> **Given entries**:
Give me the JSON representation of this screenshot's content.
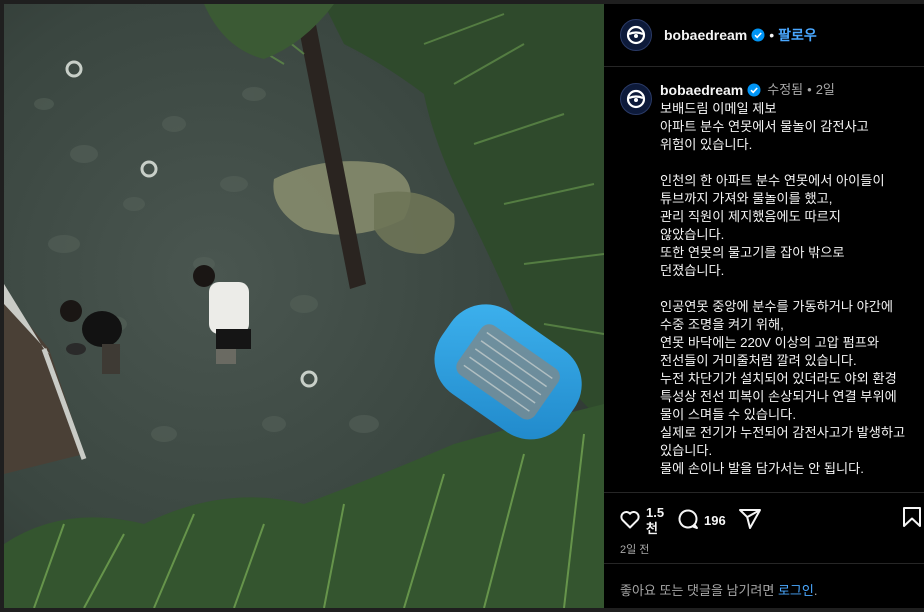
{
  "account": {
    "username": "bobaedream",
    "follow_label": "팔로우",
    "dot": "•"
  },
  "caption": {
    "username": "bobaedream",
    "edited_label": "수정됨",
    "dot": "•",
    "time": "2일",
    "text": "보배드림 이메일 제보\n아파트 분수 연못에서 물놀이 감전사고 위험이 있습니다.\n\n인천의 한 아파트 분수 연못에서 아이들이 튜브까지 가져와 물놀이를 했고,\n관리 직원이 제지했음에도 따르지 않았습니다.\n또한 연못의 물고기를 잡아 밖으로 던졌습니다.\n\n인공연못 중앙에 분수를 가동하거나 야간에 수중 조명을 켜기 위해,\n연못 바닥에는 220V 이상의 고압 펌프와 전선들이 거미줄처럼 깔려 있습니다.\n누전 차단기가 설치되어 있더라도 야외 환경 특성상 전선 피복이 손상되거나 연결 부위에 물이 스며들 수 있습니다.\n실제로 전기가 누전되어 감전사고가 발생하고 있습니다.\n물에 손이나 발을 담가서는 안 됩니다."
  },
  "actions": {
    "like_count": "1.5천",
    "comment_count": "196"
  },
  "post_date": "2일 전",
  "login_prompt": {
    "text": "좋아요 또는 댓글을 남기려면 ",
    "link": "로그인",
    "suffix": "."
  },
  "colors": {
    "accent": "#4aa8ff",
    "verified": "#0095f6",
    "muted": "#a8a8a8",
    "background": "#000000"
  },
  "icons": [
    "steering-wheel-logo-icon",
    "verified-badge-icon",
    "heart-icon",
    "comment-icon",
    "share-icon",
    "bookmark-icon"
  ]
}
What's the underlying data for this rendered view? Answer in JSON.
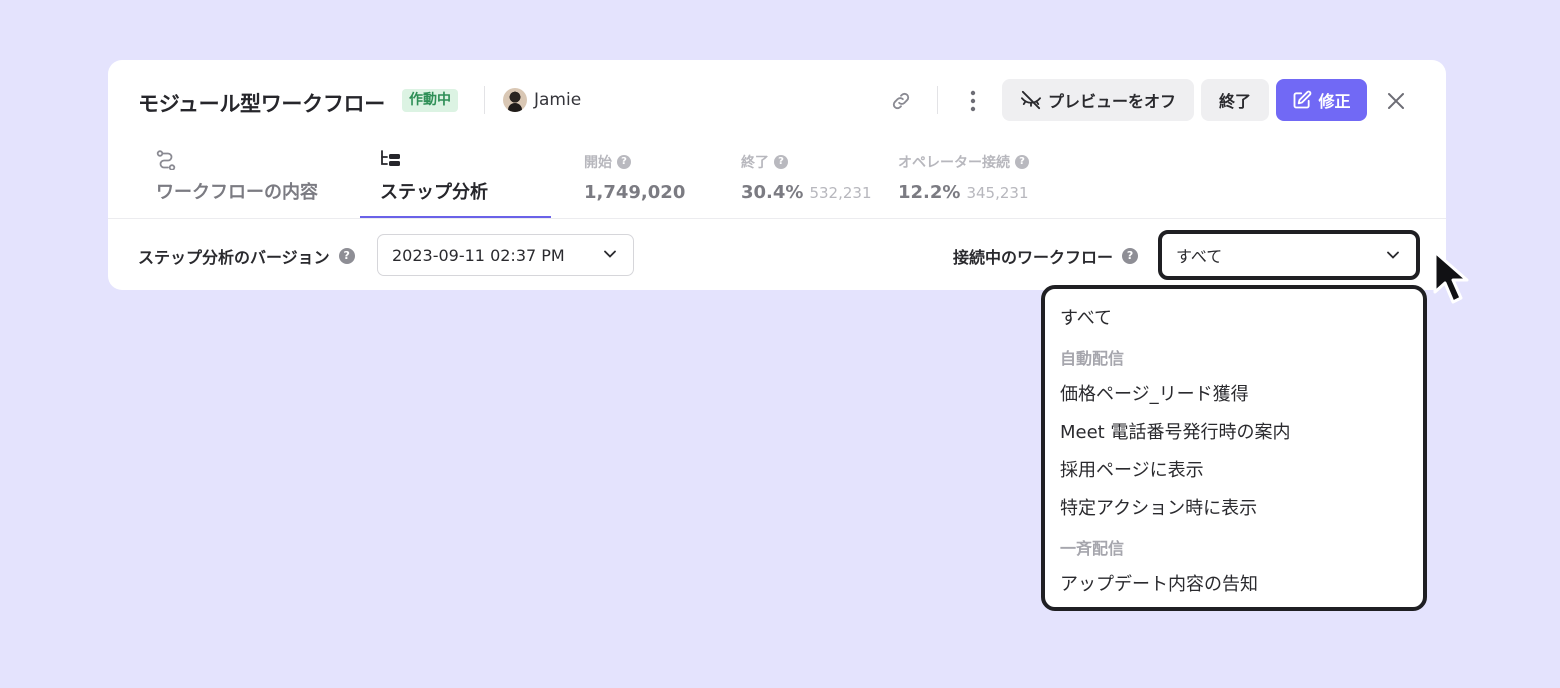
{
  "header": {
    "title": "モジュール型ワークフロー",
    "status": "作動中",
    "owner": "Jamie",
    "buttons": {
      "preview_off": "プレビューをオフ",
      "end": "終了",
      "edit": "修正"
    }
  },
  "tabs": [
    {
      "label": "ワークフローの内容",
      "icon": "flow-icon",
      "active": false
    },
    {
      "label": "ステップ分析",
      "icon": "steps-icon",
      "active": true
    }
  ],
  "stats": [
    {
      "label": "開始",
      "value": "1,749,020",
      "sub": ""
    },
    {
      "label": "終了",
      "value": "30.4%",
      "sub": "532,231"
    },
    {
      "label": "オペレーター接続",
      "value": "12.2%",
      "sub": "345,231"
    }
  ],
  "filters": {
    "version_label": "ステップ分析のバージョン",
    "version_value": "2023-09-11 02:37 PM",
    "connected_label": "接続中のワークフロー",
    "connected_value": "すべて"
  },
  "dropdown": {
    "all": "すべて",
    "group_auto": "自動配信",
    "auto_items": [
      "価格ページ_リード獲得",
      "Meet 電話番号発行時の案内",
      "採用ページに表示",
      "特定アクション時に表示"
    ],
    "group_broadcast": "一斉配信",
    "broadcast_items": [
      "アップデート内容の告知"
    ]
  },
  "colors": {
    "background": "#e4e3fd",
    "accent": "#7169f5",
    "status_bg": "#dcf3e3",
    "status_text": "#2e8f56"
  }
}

* * *

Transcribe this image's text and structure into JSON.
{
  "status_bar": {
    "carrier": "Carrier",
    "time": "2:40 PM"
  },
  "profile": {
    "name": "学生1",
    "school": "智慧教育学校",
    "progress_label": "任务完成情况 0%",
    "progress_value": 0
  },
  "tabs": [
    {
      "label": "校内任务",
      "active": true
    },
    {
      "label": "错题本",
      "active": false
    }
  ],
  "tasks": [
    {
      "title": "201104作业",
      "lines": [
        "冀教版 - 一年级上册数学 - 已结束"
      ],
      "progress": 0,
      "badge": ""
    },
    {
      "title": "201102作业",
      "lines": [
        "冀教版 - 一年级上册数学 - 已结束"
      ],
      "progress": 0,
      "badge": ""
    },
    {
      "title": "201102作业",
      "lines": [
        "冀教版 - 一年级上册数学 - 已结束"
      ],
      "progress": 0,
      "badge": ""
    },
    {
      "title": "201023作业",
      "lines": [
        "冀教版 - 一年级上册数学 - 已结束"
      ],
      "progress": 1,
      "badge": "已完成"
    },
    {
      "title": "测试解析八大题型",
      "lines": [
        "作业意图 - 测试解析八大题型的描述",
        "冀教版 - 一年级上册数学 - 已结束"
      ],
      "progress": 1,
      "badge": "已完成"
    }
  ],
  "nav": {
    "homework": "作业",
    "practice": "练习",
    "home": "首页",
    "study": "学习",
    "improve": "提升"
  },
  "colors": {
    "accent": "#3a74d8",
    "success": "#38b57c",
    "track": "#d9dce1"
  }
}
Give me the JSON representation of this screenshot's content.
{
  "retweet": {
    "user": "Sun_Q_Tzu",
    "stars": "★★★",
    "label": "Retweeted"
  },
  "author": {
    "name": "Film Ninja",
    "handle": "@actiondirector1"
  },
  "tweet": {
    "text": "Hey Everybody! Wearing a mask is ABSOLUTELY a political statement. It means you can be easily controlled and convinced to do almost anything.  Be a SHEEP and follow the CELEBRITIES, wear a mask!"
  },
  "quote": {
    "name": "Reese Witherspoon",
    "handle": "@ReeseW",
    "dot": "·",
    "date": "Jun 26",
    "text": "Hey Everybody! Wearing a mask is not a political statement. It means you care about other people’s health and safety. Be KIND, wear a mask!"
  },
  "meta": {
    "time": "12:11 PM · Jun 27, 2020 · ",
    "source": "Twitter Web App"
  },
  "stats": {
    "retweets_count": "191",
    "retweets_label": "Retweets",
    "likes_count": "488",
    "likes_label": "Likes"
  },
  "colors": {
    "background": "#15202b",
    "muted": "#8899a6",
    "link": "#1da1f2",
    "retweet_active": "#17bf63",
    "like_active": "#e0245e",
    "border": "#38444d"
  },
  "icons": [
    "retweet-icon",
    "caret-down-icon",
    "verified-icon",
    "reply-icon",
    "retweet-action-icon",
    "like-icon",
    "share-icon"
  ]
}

> **What you have to do**: Of the lines in this material, state how many hold the string "title". Write no other words.

> **The reply**: 6